Show each line from the listing that includes the word "title".

--- start of DATA ---

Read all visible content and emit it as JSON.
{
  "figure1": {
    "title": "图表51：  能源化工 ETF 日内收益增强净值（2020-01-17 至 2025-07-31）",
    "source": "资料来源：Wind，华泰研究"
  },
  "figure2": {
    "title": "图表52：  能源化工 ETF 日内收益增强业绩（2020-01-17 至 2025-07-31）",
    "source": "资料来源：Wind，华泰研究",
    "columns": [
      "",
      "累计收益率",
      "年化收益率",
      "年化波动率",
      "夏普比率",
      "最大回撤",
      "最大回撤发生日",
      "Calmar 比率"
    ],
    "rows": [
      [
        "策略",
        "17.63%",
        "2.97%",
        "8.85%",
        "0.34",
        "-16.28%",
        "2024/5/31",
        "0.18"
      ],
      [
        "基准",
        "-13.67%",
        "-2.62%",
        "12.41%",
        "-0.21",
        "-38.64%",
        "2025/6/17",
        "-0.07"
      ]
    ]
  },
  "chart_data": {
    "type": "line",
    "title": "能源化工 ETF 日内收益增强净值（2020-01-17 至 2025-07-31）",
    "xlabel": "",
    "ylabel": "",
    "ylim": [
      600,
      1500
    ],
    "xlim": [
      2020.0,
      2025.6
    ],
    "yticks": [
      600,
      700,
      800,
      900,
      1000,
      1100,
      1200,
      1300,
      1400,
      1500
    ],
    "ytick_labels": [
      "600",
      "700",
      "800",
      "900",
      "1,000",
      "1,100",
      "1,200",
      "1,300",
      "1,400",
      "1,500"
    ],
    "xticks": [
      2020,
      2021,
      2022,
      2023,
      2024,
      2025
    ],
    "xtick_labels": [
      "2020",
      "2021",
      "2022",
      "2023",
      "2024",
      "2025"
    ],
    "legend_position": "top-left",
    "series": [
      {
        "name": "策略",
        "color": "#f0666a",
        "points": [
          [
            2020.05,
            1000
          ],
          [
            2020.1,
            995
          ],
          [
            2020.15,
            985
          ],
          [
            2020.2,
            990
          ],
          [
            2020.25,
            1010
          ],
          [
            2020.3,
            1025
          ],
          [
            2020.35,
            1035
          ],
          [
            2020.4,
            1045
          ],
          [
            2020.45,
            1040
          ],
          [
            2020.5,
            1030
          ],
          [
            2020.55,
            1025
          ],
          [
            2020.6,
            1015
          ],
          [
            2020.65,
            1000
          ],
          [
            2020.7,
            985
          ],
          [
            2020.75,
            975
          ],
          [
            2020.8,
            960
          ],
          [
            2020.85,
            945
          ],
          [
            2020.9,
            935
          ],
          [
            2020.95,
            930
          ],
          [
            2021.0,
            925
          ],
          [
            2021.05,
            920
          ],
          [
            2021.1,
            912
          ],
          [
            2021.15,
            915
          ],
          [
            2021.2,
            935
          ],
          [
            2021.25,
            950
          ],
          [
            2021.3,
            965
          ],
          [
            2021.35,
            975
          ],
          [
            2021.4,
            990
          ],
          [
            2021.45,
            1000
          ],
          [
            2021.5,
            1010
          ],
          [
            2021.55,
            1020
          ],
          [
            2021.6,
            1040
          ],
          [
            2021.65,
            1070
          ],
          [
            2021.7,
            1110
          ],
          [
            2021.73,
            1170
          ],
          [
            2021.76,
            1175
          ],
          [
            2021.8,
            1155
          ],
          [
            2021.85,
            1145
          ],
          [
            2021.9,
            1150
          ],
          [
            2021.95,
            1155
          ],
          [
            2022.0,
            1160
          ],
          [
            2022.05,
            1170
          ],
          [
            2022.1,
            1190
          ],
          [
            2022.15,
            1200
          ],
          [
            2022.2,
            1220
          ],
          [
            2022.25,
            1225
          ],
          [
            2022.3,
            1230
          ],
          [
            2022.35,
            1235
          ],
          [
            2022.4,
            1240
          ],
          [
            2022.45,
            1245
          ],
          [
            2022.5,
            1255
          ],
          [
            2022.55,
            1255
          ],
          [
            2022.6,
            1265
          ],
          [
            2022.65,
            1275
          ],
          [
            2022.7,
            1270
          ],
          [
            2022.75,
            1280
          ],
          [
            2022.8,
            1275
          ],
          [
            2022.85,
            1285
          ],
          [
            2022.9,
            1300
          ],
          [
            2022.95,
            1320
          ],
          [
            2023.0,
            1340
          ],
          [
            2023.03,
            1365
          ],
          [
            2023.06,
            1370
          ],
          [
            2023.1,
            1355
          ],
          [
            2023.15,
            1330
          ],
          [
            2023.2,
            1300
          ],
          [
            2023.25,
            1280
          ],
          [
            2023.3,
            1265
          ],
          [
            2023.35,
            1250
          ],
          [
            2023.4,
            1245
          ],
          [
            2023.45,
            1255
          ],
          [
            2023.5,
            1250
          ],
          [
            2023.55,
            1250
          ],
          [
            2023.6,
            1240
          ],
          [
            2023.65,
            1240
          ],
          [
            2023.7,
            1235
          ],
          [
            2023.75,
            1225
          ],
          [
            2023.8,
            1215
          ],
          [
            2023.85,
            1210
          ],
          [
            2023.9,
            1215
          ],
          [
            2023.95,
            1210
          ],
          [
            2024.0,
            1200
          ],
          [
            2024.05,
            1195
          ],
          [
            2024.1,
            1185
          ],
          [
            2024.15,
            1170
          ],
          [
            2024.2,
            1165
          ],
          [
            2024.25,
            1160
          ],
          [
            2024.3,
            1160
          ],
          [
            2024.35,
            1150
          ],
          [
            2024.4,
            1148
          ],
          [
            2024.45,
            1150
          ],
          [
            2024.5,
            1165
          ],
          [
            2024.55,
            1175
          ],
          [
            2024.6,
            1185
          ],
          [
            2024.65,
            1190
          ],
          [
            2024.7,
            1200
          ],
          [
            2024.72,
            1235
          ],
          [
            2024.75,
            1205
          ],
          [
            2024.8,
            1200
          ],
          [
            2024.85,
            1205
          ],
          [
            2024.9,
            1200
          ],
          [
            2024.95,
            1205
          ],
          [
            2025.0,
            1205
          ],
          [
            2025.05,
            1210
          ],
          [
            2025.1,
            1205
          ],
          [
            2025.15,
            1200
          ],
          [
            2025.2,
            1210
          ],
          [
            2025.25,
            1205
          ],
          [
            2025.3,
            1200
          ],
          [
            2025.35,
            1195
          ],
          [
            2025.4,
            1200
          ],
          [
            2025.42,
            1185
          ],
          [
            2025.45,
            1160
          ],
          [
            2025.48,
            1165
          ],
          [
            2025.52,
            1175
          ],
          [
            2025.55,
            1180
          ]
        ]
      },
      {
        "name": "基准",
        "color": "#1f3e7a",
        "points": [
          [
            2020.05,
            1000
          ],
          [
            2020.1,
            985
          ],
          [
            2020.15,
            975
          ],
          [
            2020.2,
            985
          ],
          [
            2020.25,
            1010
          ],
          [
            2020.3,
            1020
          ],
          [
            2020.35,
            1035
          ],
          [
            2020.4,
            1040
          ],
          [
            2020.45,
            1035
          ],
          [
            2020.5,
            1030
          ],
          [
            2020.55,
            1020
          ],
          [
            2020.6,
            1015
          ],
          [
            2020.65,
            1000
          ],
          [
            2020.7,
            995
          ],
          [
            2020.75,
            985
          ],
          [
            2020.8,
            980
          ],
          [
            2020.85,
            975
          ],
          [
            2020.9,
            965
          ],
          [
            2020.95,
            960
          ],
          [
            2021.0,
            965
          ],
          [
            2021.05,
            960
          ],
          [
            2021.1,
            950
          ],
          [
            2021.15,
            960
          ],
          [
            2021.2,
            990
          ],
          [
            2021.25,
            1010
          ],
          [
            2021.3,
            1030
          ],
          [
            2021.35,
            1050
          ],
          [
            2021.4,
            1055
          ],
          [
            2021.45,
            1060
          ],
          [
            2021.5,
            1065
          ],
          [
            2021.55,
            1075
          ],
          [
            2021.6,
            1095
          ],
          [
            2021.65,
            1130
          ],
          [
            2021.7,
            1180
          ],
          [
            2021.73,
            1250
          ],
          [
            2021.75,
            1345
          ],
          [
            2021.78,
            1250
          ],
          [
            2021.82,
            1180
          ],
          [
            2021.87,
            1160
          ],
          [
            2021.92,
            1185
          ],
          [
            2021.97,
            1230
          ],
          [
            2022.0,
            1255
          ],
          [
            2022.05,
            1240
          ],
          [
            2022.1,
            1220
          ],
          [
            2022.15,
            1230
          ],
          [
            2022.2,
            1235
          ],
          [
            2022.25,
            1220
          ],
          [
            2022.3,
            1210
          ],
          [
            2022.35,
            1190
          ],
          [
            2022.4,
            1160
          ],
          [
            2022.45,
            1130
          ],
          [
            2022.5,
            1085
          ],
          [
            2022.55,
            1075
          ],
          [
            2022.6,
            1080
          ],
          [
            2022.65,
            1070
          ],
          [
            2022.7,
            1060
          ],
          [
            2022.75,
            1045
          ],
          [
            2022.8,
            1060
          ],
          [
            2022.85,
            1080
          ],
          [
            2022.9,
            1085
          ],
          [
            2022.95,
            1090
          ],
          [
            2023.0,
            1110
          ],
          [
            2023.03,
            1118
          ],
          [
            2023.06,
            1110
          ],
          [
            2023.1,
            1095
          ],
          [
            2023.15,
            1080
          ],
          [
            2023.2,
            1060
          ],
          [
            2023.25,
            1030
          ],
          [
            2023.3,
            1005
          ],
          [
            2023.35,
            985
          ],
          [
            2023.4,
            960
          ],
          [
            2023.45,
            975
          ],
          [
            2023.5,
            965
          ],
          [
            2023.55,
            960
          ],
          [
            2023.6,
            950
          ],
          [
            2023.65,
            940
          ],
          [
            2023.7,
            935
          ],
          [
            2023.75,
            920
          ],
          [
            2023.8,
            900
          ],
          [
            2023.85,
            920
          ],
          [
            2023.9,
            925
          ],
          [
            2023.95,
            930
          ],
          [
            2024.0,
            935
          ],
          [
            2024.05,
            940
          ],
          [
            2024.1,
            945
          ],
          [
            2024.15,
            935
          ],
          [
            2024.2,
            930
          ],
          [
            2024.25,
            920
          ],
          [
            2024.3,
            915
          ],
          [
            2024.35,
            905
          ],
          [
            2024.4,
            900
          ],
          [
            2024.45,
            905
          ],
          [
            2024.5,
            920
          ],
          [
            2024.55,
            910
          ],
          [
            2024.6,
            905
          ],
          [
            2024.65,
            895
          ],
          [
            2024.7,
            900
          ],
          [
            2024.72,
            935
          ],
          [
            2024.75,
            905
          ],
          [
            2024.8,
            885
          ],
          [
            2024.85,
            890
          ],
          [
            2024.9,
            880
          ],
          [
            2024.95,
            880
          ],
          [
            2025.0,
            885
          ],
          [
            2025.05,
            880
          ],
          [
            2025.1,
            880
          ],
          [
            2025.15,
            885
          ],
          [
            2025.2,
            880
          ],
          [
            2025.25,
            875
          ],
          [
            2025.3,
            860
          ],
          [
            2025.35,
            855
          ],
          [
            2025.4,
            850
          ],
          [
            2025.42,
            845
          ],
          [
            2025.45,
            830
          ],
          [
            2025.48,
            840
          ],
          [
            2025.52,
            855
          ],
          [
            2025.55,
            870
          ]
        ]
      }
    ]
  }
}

--- end of DATA ---

> EXERCISE ANSWER
    "title": "图表51：  能源化工 ETF 日内收益增强净值（2020-01-17 至 2025-07-31）",
    "title": "图表52：  能源化工 ETF 日内收益增强业绩（2020-01-17 至 2025-07-31）",
    "title": "能源化工 ETF 日内收益增强净值（2020-01-17 至 2025-07-31）",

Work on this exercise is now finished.